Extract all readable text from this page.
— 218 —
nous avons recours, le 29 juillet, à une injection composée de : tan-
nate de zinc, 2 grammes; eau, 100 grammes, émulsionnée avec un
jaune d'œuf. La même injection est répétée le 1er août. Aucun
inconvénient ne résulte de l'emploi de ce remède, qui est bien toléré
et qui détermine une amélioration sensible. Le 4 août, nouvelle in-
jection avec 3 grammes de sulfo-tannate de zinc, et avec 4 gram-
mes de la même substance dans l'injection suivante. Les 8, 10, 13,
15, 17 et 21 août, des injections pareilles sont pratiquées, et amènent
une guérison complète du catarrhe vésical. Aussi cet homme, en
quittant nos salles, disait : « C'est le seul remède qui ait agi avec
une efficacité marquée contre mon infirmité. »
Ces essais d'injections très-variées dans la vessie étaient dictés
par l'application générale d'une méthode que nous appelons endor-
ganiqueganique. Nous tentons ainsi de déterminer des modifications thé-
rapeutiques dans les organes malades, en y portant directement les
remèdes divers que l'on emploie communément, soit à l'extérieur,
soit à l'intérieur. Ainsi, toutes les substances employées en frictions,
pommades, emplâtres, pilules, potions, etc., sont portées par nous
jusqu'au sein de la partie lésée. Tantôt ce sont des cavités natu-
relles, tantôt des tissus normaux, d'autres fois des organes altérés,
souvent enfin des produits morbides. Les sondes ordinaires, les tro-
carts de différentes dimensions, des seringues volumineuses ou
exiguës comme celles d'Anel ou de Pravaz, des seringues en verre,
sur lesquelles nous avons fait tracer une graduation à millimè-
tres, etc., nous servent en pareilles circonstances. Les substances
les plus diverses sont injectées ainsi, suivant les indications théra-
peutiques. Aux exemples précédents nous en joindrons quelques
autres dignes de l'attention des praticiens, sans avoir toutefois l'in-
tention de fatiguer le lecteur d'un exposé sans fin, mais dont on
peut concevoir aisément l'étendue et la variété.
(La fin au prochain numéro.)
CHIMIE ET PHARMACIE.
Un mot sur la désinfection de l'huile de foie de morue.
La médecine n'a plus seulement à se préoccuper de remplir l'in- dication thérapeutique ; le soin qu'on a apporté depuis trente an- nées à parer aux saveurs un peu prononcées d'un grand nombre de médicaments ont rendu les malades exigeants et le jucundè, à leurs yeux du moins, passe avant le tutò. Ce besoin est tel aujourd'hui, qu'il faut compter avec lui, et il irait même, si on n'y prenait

★ ★ ★ ★ ★ ★ ★

**Exercise aim:** Every record above should be output exactly.

**Correct response:**
Extract all readable text from this page.
— 218 —
nous avons recours, le 29 juillet, à une injection composée de : tan-
nate de zinc, 2 grammes; eau, 100 grammes, émulsionnée avec un
jaune d'œuf. La même injection est répétée le 1er août. Aucun
inconvénient ne résulte de l'emploi de ce remède, qui est bien toléré
et qui détermine une amélioration sensible. Le 4 août, nouvelle in-
jection avec 3 grammes de sulfo-tannate de zinc, et avec 4 gram-
mes de la même substance dans l'injection suivante. Les 8, 10, 13,
15, 17 et 21 août, des injections pareilles sont pratiquées, et amènent
une guérison complète du catarrhe vésical. Aussi cet homme, en
quittant nos salles, disait : « C'est le seul remède qui ait agi avec
une efficacité marquée contre mon infirmité. »
Ces essais d'injections très-variées dans la vessie étaient dictés
par l'application générale d'une méthode que nous appelons endor-
ganiqueganique. Nous tentons ainsi de déterminer des modifications thé-
rapeutiques dans les organes malades, en y portant directement les
remèdes divers que l'on emploie communément, soit à l'extérieur,
soit à l'intérieur. Ainsi, toutes les substances employées en frictions,
pommades, emplâtres, pilules, potions, etc., sont portées par nous
jusqu'au sein de la partie lésée. Tantôt ce sont des cavités natu-
relles, tantôt des tissus normaux, d'autres fois des organes altérés,
souvent enfin des produits morbides. Les sondes ordinaires, les tro-
carts de différentes dimensions, des seringues volumineuses ou
exiguës comme celles d'Anel ou de Pravaz, des seringues en verre,
sur lesquelles nous avons fait tracer une graduation à millimè-
tres, etc., nous servent en pareilles circonstances. Les substances
les plus diverses sont injectées ainsi, suivant les indications théra-
peutiques. Aux exemples précédents nous en joindrons quelques
autres dignes de l'attention des praticiens, sans avoir toutefois l'in-
tention de fatiguer le lecteur d'un exposé sans fin, mais dont on
peut concevoir aisément l'étendue et la variété.
(La fin au prochain numéro.)
CHIMIE ET PHARMACIE.
Un mot sur la désinfection de l'huile de foie de morue.
La médecine n'a plus seulement à se préoccuper de remplir l'in- dication thérapeutique ; le soin qu'on a apporté depuis trente an- nées à parer aux saveurs un peu prononcées d'un grand nombre de médicaments ont rendu les malades exigeants et le jucundè, à leurs yeux du moins, passe avant le tutò. Ce besoin est tel aujourd'hui, qu'il faut compter avec lui, et il irait même, si on n'y prenait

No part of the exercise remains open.